(Dataset excerpts)
%%

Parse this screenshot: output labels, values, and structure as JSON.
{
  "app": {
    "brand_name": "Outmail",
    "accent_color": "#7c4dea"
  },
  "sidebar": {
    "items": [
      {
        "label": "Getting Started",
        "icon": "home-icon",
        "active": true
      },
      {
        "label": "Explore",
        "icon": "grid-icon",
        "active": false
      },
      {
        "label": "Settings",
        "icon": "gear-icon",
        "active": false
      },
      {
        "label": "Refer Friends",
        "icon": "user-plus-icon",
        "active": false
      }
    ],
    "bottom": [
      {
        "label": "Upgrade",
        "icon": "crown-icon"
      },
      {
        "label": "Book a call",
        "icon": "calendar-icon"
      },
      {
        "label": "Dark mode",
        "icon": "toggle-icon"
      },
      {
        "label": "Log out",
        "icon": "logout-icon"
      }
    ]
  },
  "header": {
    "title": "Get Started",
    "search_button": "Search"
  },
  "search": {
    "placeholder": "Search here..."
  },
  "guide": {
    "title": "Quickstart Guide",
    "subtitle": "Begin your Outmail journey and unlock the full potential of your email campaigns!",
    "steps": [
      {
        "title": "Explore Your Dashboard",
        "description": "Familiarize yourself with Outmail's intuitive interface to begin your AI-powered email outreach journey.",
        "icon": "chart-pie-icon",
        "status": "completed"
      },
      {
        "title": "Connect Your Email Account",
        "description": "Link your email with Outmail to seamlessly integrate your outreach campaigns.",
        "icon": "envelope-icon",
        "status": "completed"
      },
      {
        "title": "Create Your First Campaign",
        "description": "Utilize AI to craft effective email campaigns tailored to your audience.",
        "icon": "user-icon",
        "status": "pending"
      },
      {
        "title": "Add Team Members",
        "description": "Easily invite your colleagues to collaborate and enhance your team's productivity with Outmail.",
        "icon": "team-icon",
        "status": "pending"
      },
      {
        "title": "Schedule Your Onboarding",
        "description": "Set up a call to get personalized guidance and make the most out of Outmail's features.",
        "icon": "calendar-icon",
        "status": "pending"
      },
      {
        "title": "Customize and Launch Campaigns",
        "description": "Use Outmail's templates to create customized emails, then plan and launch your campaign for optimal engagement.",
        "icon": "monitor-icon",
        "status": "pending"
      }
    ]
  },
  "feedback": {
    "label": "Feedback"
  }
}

%%
%%

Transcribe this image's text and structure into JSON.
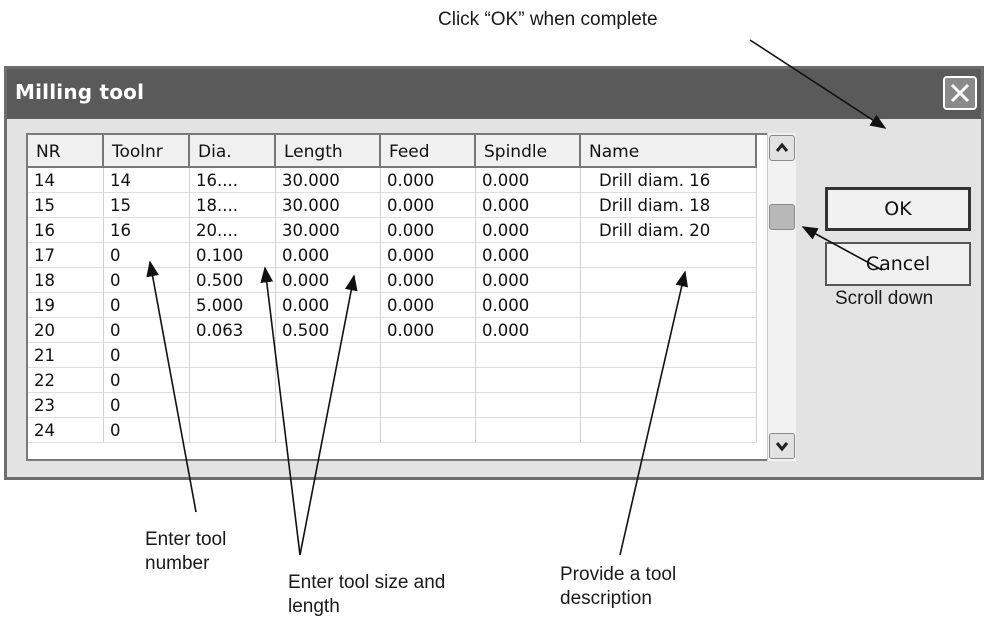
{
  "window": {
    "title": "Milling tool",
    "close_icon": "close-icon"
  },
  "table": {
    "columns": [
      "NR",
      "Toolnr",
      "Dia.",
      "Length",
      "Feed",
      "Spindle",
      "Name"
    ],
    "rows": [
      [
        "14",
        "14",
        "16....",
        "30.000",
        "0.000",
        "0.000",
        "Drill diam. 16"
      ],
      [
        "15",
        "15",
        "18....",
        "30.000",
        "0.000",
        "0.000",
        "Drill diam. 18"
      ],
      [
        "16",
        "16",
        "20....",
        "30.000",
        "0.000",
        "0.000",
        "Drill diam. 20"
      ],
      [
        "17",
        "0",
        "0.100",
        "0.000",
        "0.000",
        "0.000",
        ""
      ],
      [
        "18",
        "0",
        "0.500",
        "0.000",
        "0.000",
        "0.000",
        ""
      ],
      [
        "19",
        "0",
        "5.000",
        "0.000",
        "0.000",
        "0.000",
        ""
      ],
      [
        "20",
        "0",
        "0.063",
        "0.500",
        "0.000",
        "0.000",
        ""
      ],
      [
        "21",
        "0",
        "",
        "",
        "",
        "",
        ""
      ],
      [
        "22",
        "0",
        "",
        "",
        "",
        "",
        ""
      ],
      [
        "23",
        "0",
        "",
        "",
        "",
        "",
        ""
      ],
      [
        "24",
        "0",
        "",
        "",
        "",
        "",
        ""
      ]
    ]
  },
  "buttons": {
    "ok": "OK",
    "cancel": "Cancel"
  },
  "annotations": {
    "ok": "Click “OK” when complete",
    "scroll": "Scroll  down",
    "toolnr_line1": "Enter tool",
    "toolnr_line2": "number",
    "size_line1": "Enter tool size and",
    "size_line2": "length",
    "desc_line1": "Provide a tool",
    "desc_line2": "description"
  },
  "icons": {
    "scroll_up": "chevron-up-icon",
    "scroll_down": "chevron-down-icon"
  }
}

%%
%%

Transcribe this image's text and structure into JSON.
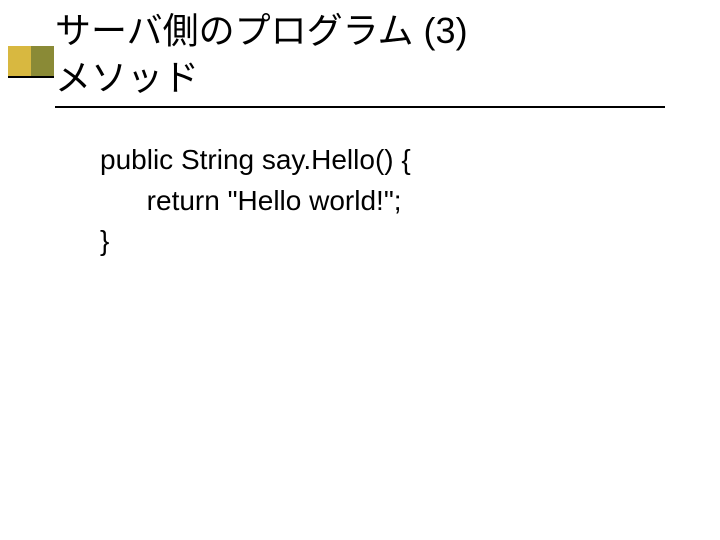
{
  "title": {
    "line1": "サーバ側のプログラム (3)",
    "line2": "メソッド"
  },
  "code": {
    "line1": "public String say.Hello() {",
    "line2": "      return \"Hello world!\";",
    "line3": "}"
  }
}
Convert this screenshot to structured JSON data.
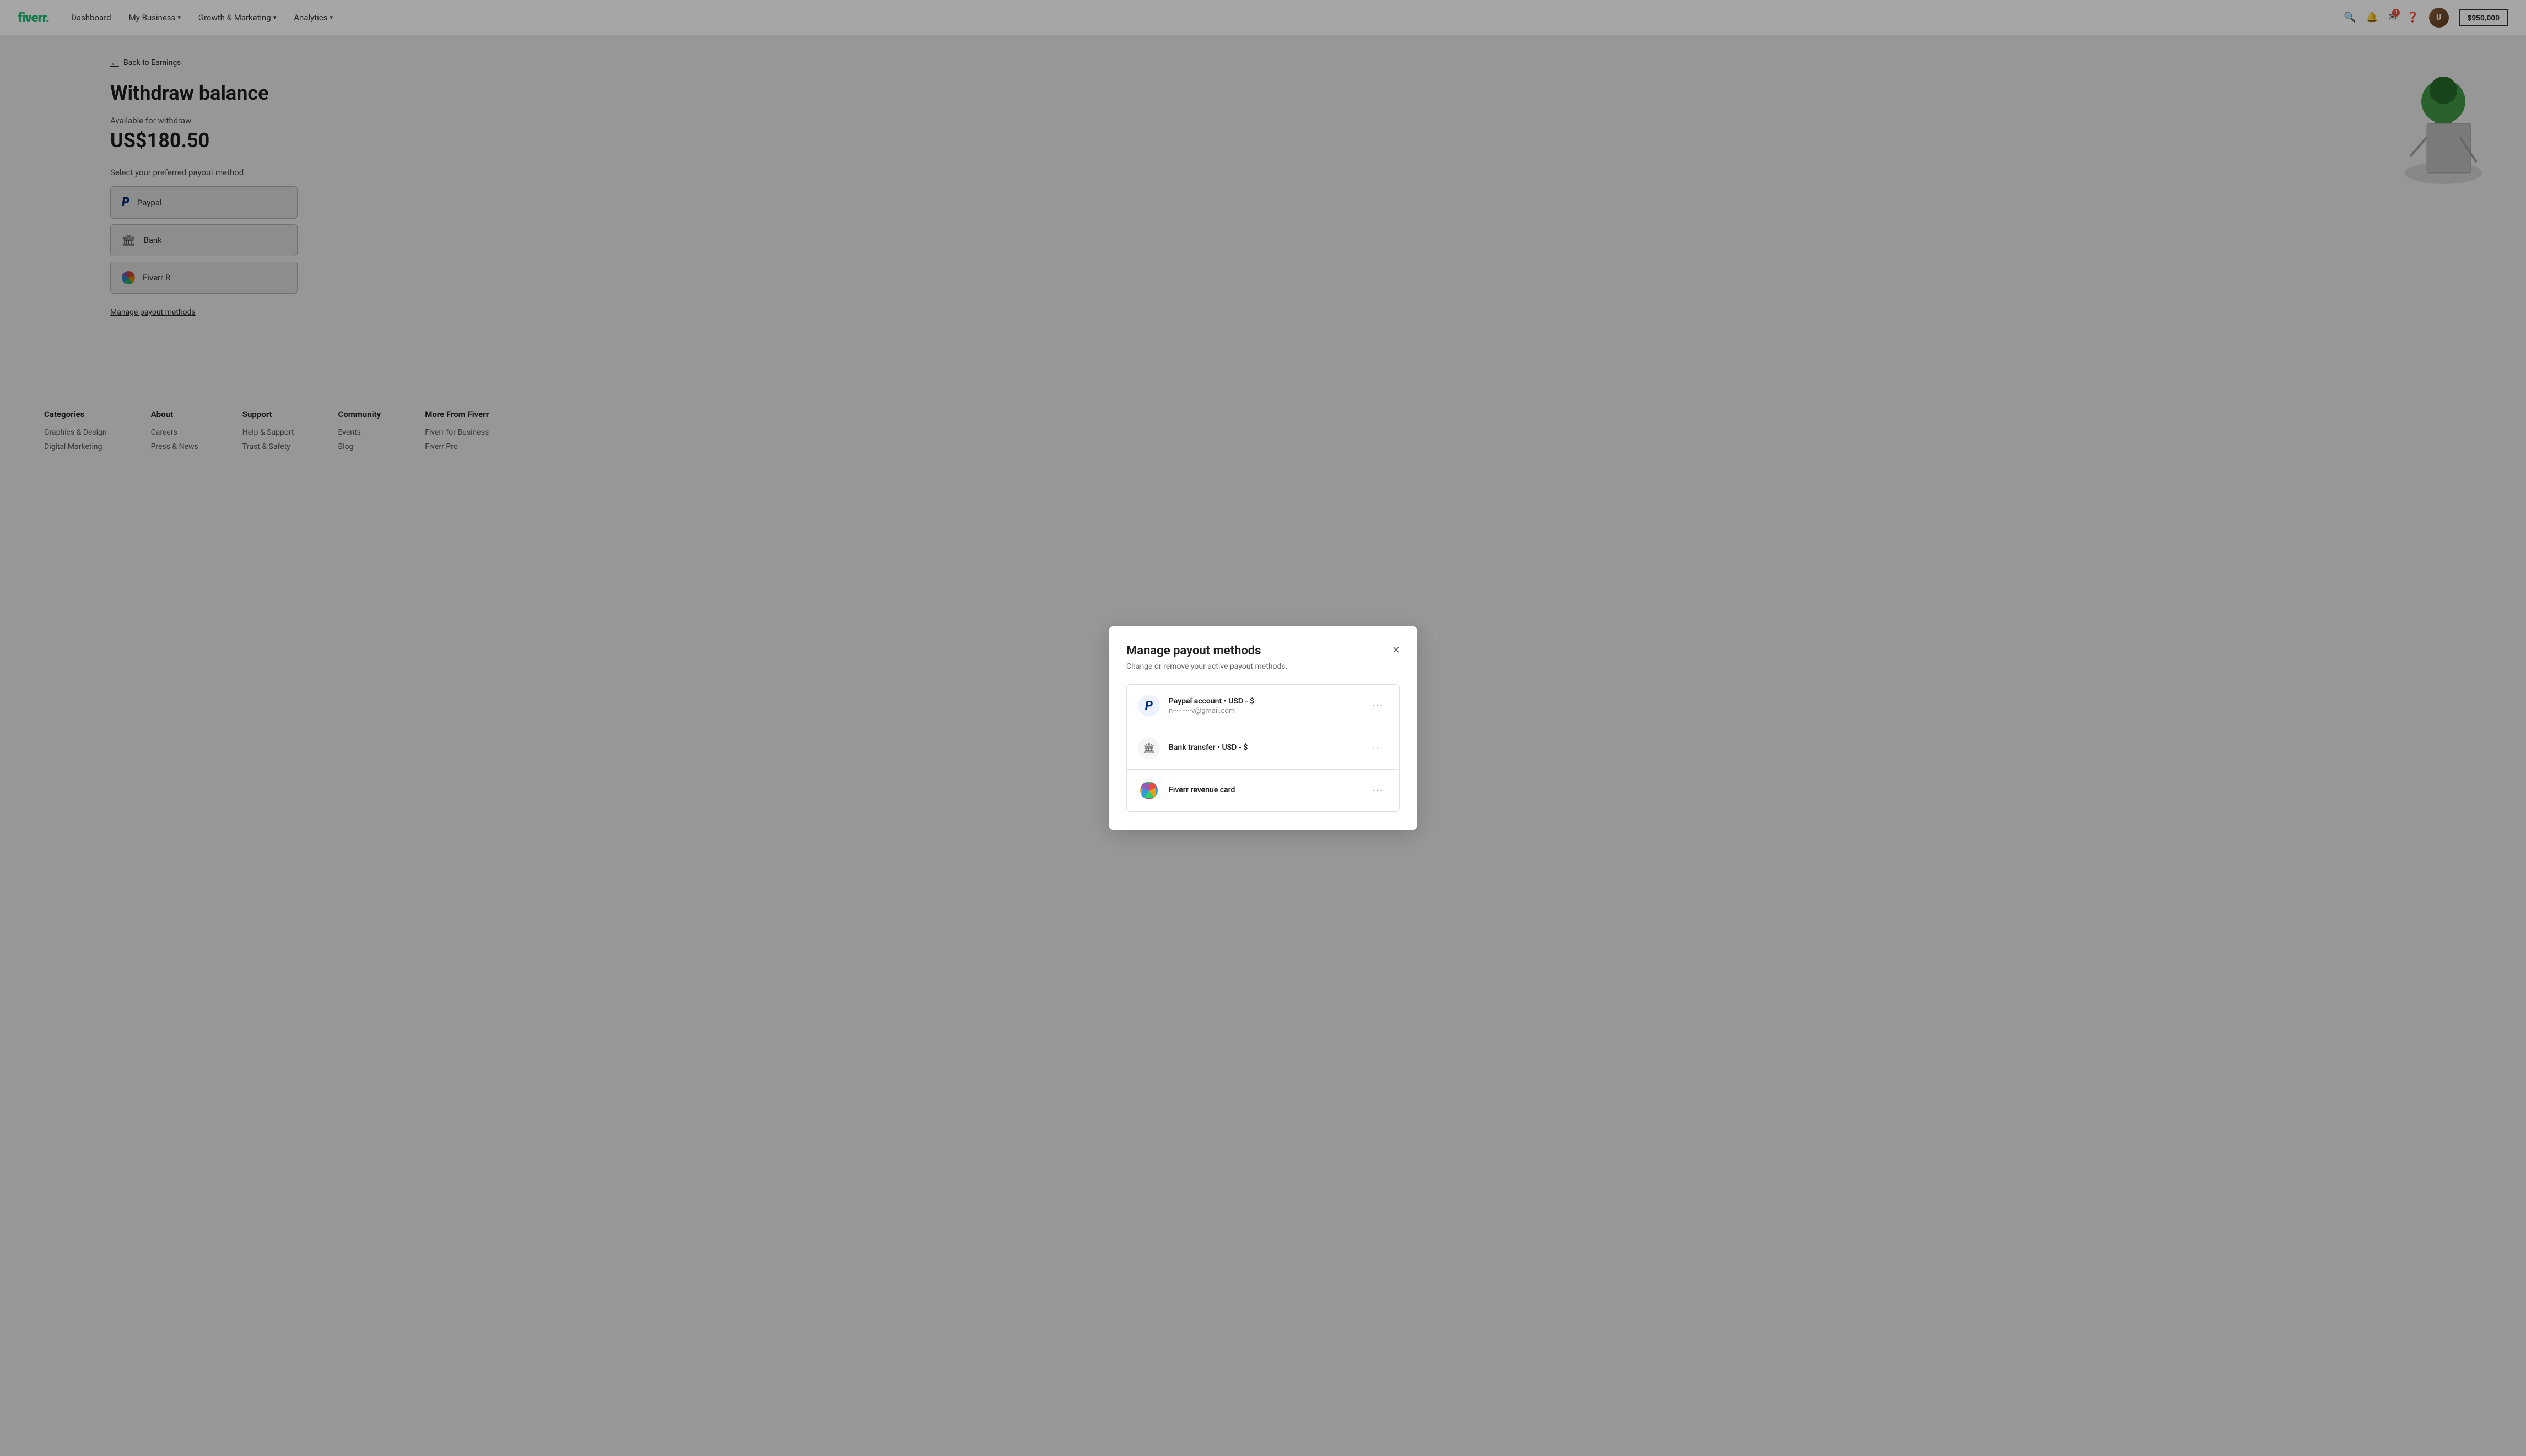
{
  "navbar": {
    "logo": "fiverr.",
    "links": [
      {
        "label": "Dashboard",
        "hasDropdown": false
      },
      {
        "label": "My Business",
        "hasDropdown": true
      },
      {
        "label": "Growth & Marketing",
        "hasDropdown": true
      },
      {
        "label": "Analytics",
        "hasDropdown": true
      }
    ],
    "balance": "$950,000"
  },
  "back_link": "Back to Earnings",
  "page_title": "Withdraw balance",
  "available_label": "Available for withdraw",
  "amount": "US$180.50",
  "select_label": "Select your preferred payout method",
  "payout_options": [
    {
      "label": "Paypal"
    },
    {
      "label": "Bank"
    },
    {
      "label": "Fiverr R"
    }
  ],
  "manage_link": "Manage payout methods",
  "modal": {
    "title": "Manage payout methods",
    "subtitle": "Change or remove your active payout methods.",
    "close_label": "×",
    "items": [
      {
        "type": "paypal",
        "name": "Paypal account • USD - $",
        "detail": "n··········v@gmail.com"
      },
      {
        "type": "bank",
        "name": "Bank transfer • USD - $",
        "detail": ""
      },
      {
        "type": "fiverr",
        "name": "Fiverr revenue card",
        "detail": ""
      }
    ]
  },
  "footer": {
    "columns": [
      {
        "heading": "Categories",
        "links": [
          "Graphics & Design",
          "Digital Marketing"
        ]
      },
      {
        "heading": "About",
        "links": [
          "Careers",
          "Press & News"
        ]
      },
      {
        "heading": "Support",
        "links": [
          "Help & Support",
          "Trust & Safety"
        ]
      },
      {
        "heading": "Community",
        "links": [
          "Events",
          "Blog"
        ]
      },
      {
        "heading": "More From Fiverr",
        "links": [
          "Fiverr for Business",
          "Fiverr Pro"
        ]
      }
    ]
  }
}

%%

** The task **
Find the lines above holding the word "heading" and show them.

** Result **
        "heading": "Categories",
        "heading": "About",
        "heading": "Support",
        "heading": "Community",
        "heading": "More From Fiverr",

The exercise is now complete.